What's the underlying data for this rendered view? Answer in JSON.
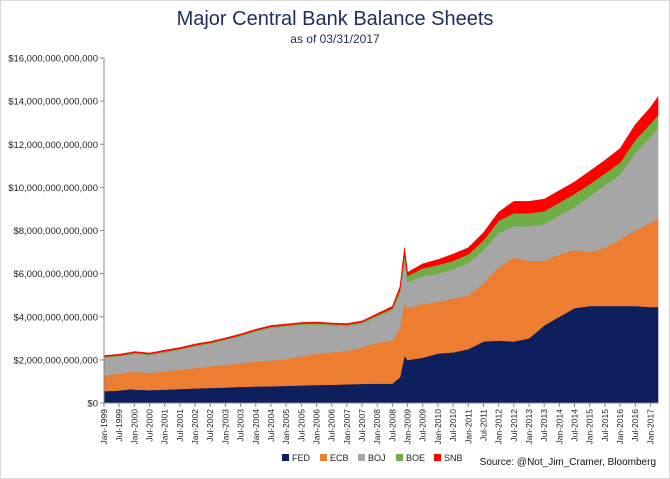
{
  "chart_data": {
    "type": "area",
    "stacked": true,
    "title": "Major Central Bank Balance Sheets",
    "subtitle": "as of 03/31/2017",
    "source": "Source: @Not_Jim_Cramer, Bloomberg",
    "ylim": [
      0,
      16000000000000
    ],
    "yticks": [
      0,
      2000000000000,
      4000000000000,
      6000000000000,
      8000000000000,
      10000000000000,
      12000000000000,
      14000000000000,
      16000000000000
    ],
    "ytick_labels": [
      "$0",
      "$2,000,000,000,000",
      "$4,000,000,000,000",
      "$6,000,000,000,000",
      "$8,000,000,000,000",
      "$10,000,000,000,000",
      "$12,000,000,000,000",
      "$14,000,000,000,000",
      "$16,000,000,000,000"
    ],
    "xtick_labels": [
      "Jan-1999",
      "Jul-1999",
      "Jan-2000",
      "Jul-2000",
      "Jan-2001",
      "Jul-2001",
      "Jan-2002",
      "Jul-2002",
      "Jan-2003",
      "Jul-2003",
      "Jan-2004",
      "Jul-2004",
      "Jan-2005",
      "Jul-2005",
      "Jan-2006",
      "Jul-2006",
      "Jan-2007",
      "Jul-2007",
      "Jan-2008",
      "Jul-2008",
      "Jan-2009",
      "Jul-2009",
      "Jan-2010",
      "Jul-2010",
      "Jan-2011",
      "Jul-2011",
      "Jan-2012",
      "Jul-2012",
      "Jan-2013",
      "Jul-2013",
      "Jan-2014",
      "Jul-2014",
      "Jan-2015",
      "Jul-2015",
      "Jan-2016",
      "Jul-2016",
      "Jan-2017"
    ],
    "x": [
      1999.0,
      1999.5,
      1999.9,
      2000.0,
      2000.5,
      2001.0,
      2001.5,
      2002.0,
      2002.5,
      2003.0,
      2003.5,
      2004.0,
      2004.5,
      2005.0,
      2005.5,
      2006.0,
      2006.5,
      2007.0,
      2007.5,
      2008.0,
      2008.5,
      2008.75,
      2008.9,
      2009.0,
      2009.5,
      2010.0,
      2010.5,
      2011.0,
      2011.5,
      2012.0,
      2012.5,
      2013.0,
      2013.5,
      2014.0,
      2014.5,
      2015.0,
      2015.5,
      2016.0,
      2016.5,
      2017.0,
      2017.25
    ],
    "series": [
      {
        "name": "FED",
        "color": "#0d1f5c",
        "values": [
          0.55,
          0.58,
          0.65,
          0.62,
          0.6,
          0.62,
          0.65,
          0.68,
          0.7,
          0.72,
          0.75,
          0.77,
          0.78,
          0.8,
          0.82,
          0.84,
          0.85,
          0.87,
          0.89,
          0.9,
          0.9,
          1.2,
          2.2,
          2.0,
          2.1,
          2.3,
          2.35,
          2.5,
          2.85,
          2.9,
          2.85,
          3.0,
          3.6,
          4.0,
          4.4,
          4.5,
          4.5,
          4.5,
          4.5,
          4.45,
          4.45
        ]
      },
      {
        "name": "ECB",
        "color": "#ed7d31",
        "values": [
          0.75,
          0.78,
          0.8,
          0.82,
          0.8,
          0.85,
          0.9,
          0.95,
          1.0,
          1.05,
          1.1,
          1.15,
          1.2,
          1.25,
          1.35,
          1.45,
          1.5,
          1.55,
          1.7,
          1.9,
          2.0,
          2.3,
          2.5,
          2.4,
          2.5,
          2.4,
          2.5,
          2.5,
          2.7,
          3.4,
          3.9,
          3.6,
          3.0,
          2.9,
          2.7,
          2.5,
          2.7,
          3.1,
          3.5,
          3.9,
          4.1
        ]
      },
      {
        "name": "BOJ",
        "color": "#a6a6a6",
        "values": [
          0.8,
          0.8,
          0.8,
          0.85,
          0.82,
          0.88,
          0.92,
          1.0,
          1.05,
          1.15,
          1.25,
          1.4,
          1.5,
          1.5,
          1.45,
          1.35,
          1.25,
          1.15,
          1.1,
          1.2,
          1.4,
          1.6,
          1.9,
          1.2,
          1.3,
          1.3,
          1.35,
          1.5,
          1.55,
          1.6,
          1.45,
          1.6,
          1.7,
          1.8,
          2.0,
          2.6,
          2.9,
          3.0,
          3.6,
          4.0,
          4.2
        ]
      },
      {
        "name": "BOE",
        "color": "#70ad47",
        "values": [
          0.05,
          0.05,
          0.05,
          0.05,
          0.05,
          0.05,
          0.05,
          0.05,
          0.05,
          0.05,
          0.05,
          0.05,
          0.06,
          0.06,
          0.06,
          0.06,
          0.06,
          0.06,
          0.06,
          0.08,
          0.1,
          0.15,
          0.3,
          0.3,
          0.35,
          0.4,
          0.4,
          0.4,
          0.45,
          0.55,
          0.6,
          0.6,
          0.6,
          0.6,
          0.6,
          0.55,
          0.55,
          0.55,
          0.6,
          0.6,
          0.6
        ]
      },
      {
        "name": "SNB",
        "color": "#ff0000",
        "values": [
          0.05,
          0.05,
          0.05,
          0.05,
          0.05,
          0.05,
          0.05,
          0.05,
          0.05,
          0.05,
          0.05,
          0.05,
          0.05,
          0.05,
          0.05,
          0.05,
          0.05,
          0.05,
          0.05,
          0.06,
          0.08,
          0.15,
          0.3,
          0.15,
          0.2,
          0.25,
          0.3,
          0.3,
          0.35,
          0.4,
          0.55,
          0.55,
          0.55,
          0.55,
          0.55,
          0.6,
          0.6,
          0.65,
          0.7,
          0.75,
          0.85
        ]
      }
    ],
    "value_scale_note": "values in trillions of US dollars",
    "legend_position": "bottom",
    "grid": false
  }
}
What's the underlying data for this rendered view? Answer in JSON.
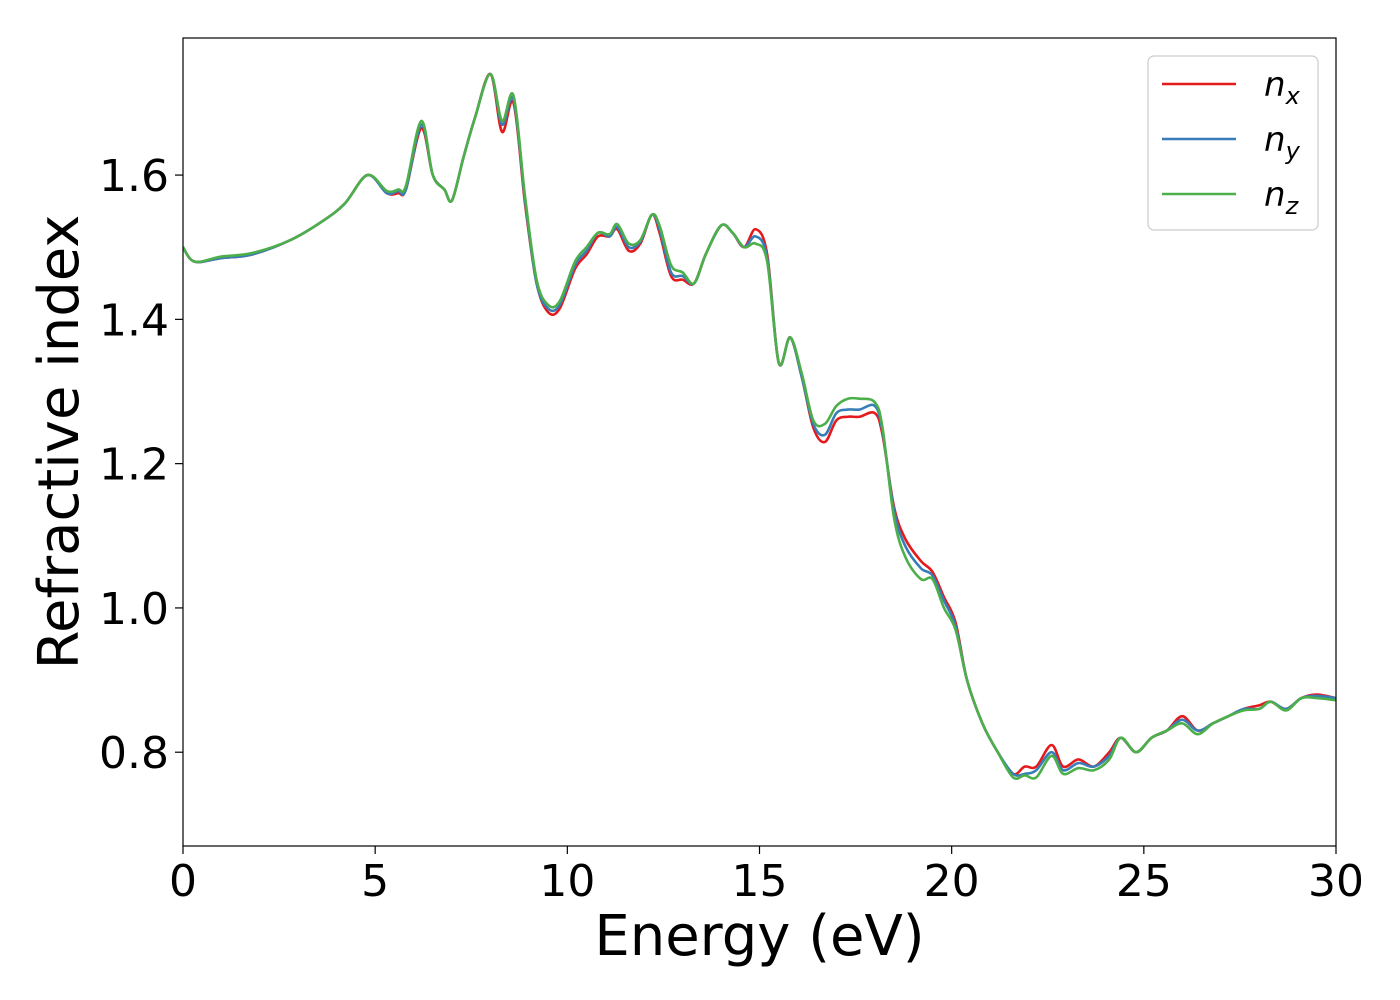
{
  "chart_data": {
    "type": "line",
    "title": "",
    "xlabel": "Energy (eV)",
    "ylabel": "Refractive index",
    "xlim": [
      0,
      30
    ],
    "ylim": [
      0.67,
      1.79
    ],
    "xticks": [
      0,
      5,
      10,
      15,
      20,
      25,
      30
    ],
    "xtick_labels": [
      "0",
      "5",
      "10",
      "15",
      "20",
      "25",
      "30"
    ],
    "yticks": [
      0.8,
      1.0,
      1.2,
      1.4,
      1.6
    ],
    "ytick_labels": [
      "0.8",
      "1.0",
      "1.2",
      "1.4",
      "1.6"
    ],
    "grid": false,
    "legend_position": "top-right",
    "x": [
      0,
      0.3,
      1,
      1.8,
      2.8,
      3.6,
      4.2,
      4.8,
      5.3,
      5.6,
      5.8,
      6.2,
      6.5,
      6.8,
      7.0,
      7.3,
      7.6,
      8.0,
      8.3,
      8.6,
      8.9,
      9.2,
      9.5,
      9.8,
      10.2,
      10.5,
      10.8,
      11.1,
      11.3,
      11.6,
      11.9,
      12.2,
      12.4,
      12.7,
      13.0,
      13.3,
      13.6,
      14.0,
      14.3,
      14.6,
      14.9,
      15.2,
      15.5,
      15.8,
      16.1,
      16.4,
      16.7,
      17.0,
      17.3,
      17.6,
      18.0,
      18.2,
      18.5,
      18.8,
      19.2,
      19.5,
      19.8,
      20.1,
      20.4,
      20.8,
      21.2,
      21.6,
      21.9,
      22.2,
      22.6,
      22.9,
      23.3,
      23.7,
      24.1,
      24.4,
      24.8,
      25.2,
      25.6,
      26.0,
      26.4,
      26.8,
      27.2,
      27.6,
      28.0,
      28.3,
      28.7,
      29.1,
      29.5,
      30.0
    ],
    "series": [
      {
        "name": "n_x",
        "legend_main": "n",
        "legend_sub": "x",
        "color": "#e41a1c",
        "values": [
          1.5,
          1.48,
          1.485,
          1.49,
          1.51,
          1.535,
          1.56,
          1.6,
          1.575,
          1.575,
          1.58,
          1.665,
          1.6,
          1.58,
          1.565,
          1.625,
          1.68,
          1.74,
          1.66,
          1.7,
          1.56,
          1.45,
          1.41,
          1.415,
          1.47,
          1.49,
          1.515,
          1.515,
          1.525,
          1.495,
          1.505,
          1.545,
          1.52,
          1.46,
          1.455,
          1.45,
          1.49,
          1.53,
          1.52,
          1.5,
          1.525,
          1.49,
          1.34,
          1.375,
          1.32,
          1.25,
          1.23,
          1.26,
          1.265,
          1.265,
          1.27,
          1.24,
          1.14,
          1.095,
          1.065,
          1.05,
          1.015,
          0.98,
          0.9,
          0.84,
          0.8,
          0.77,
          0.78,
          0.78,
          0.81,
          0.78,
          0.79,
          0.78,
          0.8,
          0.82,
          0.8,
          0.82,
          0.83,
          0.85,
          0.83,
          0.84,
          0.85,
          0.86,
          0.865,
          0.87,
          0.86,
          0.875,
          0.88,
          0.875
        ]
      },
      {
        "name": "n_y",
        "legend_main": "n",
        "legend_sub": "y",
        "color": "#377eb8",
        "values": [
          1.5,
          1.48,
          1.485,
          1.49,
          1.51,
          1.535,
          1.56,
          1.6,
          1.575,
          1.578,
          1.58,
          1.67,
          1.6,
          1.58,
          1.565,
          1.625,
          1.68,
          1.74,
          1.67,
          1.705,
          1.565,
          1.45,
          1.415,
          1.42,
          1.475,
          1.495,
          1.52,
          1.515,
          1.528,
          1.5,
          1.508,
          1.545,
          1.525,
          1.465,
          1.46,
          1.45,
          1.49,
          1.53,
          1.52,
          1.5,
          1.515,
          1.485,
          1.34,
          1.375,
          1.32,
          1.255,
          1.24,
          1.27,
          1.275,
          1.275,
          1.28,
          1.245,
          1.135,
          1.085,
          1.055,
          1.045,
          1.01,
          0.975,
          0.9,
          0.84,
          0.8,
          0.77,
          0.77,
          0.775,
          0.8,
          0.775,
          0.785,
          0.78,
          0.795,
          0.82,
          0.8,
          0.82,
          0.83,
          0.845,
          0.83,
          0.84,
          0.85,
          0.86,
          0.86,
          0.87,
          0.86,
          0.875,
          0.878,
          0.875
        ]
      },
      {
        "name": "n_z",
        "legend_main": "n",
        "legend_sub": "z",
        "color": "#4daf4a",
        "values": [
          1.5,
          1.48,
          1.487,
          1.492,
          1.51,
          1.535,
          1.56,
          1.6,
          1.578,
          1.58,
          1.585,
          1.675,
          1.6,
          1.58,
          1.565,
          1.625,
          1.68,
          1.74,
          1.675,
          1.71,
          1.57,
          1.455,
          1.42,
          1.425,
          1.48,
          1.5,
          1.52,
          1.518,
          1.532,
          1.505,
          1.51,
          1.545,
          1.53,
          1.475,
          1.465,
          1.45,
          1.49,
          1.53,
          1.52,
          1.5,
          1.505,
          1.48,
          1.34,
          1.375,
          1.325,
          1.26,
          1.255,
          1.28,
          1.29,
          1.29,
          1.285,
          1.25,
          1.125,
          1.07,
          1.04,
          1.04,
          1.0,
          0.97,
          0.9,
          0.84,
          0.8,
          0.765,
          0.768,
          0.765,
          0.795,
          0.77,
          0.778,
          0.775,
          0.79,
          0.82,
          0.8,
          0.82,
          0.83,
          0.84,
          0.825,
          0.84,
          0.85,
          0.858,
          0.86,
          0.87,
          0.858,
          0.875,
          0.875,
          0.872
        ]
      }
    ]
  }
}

To be done:
Gather each line in the entries above where the string "color" is found.

Expected answer:
        "color": "#0d1f5c",
        "color": "#ed7d31",
        "color": "#a6a6a6",
        "color": "#70ad47",
        "color": "#ff0000",
        "color": "#e41a1c",
        "color": "#377eb8",
        "color": "#4daf4a",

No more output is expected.